* Provided records
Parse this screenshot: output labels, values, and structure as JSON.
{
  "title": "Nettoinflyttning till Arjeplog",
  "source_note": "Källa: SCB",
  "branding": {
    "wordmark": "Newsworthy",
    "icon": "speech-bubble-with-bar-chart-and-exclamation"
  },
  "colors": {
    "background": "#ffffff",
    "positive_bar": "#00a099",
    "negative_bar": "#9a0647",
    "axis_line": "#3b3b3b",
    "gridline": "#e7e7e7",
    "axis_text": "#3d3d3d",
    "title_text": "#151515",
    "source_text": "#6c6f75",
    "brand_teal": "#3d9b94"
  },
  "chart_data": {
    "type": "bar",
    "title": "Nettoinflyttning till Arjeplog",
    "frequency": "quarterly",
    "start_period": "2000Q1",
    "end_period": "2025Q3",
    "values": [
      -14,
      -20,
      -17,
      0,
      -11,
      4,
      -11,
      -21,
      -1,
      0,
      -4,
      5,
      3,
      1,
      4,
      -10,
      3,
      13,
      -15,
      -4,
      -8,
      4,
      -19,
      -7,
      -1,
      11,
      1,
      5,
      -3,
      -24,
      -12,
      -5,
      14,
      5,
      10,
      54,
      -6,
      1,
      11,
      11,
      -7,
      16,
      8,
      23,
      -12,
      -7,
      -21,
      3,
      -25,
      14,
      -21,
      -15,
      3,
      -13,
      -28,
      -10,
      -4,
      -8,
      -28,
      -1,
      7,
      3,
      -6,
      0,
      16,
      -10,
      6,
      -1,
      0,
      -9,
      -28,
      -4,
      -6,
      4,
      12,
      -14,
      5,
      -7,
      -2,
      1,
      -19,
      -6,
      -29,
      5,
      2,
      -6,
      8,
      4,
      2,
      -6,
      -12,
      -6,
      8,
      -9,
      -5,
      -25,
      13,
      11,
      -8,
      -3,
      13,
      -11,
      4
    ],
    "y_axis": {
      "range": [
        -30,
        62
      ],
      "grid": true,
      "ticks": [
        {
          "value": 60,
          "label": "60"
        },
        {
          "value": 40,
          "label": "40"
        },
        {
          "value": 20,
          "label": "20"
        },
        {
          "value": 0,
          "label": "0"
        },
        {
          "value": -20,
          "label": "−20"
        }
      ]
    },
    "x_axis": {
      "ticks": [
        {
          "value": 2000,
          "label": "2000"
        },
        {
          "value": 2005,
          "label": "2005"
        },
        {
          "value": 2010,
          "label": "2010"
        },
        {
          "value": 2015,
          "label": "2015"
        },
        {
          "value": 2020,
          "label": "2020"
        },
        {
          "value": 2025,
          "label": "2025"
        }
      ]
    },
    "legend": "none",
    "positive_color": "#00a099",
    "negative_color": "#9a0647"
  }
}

* Given task
Looking at the records above, tally the lines holding "Nettoinflyttning" and reply with that number only.

* Correct response
2